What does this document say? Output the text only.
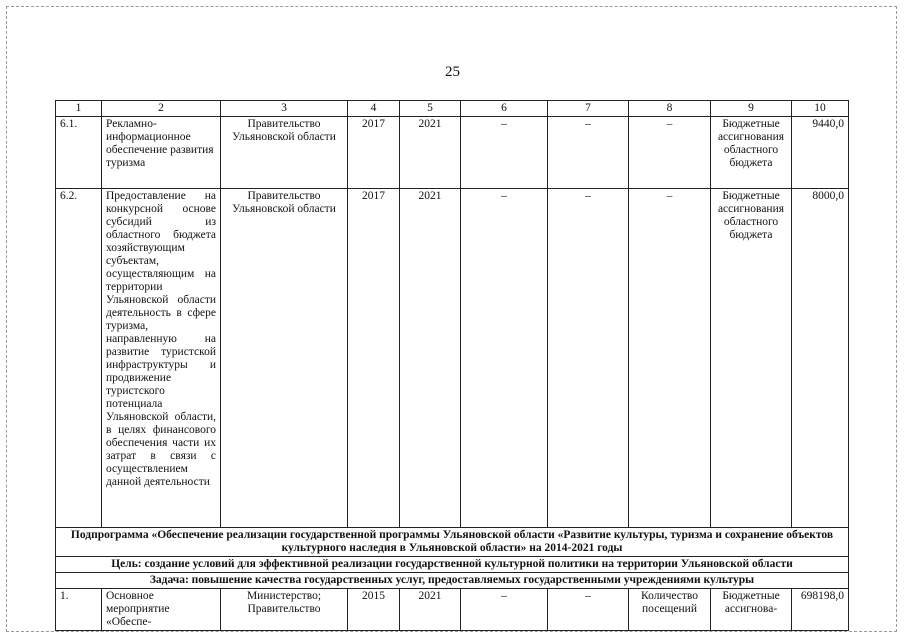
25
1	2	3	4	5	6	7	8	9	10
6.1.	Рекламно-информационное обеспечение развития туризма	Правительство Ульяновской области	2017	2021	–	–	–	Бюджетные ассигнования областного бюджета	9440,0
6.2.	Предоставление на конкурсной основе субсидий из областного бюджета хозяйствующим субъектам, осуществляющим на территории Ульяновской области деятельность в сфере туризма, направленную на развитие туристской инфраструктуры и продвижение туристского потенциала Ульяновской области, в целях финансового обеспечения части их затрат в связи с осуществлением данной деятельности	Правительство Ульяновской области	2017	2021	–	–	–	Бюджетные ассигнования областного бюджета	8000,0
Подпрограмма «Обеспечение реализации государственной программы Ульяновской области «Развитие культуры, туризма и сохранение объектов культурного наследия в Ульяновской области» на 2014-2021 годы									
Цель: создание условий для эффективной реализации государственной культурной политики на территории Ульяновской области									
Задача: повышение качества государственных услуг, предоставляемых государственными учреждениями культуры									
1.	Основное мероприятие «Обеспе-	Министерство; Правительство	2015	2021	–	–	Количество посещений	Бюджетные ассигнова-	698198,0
++++++++
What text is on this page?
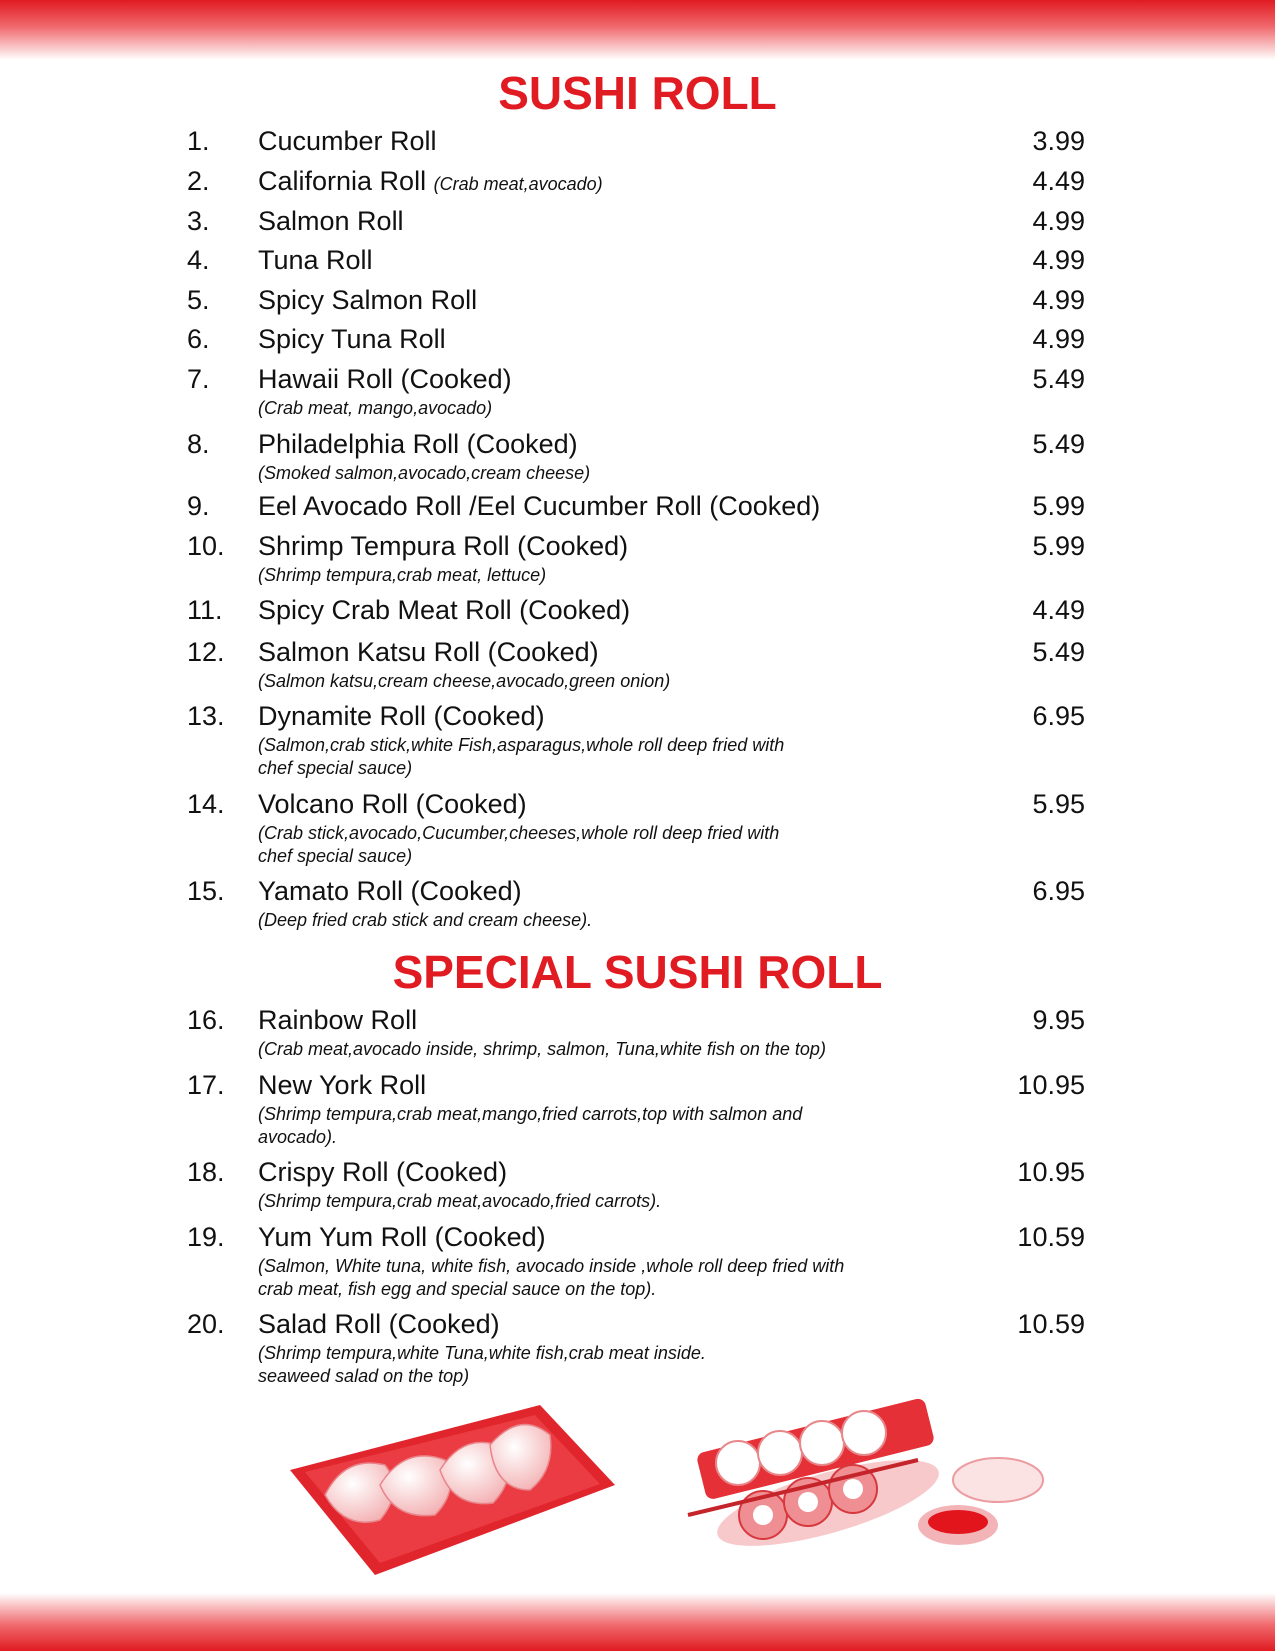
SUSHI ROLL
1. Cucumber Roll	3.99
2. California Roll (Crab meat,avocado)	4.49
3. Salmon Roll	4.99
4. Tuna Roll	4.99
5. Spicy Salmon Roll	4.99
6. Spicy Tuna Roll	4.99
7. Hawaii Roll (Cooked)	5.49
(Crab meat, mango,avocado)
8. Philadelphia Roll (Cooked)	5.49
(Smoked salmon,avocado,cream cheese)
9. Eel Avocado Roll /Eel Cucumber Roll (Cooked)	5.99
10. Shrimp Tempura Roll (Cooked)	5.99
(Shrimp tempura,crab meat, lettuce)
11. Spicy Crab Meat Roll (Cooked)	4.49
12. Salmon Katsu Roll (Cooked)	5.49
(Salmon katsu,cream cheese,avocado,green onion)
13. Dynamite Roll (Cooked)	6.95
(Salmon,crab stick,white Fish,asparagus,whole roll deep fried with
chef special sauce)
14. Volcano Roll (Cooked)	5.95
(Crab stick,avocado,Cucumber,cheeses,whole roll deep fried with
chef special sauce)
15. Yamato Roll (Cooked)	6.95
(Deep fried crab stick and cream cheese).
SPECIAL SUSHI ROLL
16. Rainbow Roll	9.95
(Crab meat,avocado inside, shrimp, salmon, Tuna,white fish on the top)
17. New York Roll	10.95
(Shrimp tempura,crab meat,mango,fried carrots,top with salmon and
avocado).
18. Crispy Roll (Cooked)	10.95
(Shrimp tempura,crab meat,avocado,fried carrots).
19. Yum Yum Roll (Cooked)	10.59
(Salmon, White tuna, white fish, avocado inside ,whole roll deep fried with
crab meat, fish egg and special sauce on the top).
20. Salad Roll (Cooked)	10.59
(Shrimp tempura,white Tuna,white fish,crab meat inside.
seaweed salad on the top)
++++++++
Copy all lines from the material that contain "реализации".

Подпрограмма «Обеспечение реализации государственной программы Ульяновской области «Развитие культуры, туризма и сохранение объектов культурного наследия в Ульяновской области» на 2014-2021 годы									
Цель: создание условий для эффективной реализации государственной культурной политики на территории Ульяновской области									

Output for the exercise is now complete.